DATA SHOWN »
********************

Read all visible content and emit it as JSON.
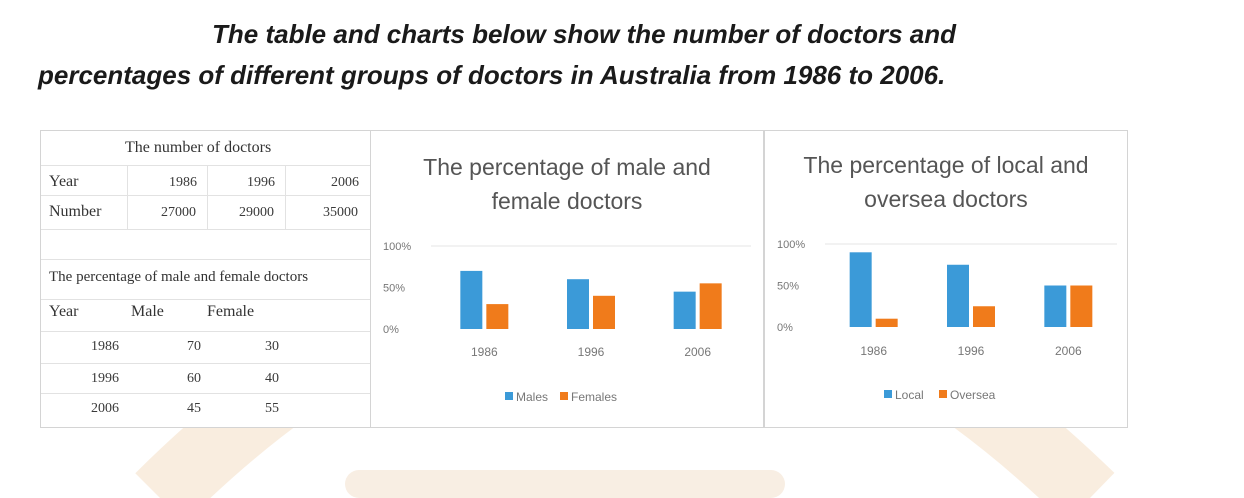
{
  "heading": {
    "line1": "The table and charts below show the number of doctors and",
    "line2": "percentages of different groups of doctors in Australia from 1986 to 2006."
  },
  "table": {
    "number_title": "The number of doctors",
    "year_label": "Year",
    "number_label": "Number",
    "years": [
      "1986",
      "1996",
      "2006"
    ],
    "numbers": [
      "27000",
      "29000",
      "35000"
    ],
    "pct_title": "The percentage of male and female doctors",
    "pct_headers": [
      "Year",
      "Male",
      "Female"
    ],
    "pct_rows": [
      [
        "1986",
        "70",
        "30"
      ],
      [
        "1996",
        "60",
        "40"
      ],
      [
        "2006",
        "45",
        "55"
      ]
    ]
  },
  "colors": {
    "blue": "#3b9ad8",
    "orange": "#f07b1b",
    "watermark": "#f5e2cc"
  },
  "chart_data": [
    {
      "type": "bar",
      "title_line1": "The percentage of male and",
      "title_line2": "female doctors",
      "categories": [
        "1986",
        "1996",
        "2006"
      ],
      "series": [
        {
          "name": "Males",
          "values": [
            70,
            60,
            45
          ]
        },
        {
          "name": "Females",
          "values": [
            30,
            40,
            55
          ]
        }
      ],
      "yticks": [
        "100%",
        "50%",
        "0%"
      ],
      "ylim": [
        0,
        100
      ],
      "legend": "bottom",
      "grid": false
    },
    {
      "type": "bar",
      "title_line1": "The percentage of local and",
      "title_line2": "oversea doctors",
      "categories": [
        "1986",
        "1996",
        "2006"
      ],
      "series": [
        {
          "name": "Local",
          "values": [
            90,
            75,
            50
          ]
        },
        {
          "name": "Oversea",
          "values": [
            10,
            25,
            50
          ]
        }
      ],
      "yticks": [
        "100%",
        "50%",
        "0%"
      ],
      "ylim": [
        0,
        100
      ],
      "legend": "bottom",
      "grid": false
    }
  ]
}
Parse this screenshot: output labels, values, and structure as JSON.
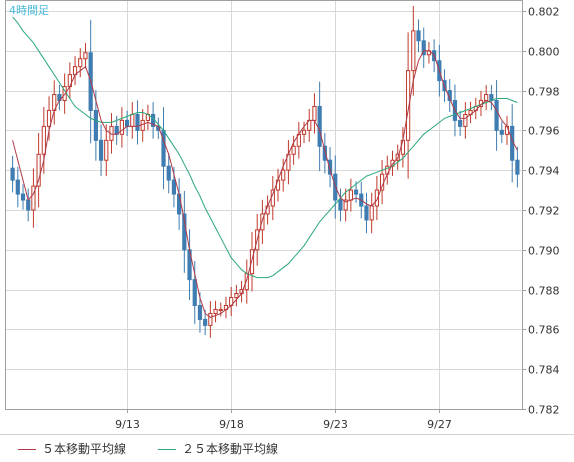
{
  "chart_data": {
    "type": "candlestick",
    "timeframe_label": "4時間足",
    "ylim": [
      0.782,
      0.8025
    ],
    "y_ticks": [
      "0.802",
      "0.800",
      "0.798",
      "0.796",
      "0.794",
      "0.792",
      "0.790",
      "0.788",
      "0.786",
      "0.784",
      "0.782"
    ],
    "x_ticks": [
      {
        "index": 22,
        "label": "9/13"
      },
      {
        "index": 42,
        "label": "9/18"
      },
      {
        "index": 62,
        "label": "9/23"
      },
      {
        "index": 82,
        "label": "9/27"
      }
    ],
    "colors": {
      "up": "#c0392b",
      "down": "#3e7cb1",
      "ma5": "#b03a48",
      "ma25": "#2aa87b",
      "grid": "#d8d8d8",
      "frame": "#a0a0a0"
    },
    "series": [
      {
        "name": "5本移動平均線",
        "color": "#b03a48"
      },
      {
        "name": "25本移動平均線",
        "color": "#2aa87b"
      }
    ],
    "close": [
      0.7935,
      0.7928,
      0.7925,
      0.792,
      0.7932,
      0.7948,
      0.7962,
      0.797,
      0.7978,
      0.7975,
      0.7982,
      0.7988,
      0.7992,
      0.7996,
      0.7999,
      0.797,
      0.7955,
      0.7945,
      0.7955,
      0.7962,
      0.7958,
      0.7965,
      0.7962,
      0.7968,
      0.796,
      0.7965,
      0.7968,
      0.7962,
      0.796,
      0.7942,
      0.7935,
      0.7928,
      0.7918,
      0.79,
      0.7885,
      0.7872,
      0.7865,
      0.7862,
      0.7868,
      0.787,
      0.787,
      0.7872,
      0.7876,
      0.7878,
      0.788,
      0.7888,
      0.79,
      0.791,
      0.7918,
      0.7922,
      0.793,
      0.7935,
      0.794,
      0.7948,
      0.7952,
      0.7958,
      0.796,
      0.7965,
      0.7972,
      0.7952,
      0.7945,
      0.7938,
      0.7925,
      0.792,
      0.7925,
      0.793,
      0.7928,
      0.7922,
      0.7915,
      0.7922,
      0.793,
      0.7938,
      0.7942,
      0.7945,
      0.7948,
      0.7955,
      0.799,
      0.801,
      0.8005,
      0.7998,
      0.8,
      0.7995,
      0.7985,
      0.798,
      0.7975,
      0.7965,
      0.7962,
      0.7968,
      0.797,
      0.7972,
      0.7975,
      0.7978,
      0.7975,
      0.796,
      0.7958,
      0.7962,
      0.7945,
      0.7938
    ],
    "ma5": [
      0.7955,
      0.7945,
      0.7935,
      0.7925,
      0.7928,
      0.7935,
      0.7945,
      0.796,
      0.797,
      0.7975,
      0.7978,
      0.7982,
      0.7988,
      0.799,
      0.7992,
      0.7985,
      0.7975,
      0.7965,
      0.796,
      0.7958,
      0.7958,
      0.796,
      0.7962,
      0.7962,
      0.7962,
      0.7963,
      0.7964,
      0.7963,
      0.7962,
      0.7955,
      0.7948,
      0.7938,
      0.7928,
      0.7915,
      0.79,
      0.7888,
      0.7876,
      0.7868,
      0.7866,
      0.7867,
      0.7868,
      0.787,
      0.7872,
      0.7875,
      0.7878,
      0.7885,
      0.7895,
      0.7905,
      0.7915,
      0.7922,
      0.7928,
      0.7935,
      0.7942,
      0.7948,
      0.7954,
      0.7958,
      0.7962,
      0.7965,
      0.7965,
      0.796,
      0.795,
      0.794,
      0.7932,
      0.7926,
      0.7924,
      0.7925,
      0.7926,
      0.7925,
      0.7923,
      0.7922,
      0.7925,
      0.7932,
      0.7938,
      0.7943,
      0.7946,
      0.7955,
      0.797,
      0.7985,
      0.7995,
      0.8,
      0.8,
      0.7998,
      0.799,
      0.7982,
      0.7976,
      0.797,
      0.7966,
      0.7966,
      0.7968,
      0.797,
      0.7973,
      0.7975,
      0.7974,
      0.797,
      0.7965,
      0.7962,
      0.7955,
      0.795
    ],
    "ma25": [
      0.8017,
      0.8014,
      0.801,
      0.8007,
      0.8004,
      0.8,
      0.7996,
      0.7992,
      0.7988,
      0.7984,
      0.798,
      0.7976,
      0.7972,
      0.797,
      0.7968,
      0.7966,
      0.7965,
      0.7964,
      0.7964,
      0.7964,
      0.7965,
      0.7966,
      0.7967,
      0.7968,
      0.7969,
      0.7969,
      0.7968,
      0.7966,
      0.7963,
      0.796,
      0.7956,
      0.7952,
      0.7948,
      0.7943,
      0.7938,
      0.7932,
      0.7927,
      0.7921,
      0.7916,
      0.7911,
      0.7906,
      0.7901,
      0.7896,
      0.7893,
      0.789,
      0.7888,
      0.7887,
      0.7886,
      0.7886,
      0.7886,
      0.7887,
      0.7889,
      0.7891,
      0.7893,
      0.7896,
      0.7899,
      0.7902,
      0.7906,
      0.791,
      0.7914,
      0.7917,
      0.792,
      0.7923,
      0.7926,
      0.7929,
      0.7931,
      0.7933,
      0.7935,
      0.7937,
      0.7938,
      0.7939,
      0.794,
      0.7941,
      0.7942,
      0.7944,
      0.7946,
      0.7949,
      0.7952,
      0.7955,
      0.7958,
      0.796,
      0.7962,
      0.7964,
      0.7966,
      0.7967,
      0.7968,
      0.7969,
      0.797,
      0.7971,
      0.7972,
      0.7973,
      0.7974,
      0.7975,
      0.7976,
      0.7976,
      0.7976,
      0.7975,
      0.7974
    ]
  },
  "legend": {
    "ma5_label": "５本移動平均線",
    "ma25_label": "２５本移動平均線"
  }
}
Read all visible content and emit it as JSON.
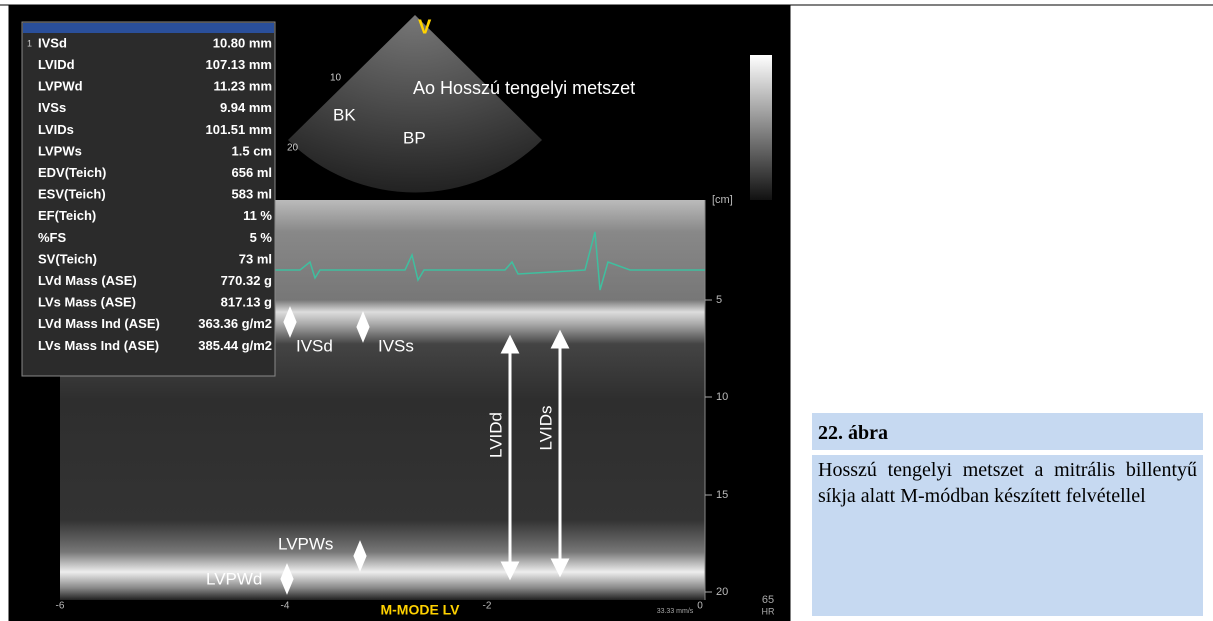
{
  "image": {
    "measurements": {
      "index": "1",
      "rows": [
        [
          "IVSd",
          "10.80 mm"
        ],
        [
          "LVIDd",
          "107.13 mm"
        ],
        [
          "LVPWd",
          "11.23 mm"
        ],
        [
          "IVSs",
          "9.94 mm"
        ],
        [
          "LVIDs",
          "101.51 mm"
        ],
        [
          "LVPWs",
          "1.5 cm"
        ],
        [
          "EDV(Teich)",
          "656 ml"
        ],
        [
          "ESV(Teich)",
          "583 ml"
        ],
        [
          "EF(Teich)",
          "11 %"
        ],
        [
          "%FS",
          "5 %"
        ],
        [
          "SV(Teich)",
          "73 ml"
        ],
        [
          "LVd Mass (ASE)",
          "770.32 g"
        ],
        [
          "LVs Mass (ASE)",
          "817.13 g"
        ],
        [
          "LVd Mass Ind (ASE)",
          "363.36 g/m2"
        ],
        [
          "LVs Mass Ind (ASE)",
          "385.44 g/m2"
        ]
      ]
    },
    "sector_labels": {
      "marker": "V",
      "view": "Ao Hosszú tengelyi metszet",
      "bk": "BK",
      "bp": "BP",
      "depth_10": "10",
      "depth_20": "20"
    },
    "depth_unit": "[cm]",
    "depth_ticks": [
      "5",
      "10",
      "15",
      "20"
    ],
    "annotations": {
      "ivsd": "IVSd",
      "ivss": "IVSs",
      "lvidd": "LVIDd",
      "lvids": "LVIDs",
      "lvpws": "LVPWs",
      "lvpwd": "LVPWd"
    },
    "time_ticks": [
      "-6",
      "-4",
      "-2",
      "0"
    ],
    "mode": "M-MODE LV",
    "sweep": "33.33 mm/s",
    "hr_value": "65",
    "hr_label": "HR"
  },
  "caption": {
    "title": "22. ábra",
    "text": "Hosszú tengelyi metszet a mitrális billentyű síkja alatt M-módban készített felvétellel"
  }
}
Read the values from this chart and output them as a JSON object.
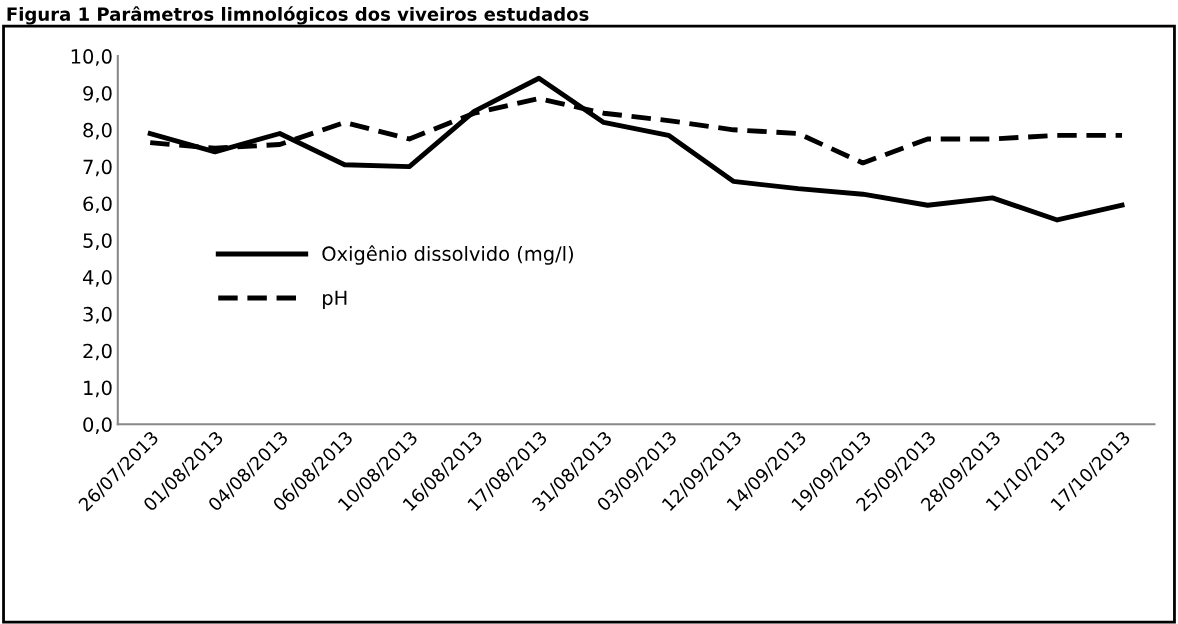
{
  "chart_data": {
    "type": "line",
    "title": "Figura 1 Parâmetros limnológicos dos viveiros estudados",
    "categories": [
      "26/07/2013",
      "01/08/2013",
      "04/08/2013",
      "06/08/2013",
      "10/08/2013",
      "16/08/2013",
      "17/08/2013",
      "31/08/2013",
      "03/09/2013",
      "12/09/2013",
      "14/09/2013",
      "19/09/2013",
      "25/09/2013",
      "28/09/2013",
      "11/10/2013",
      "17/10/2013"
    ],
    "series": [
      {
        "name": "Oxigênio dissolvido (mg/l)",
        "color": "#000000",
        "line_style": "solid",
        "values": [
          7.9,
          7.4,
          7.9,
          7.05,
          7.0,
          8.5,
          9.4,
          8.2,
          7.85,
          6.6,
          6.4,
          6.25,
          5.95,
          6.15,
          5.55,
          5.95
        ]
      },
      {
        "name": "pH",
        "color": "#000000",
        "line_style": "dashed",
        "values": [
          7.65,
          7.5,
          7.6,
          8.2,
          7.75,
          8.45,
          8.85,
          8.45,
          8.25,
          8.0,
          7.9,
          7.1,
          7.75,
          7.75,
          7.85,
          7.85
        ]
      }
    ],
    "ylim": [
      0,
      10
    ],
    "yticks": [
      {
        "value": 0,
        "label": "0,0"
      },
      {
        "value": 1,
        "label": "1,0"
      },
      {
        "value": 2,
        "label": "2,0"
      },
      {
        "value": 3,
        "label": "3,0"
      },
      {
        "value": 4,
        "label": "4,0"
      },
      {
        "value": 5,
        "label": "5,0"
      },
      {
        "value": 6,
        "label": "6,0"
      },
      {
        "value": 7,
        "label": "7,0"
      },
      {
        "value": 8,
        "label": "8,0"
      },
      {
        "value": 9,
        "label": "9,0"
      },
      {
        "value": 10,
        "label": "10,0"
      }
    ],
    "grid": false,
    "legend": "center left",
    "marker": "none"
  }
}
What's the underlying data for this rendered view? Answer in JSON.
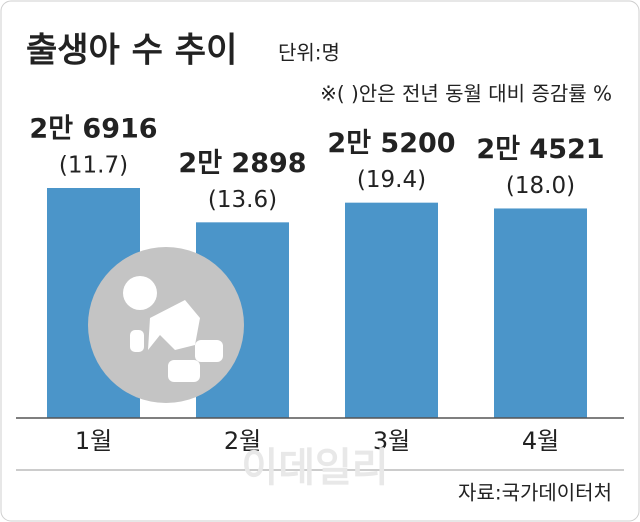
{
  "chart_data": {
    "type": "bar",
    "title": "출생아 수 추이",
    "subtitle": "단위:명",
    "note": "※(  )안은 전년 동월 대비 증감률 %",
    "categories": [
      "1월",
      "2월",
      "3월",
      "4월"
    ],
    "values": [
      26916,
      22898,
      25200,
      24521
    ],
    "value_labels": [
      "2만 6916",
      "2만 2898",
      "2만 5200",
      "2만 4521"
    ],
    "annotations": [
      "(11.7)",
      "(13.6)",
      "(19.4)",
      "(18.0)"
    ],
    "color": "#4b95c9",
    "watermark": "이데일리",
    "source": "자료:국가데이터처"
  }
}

********************

WORK TO BE COMPLETED »
Leaving out every picture, transcribe exactly the lines from the line that contains "What's the underlying" through the final line of the entries above.

EXERCISE RESPONSE »
What's the underlying data for this rendered view? Answer in JSON.
{
  "chart_data": {
    "type": "bar",
    "title": "출생아 수 추이",
    "subtitle": "단위:명",
    "note": "※(  )안은 전년 동월 대비 증감률 %",
    "categories": [
      "1월",
      "2월",
      "3월",
      "4월"
    ],
    "values": [
      26916,
      22898,
      25200,
      24521
    ],
    "value_labels": [
      "2만 6916",
      "2만 2898",
      "2만 5200",
      "2만 4521"
    ],
    "annotations": [
      "(11.7)",
      "(13.6)",
      "(19.4)",
      "(18.0)"
    ],
    "color": "#4b95c9",
    "watermark": "이데일리",
    "source": "자료:국가데이터처"
  }
}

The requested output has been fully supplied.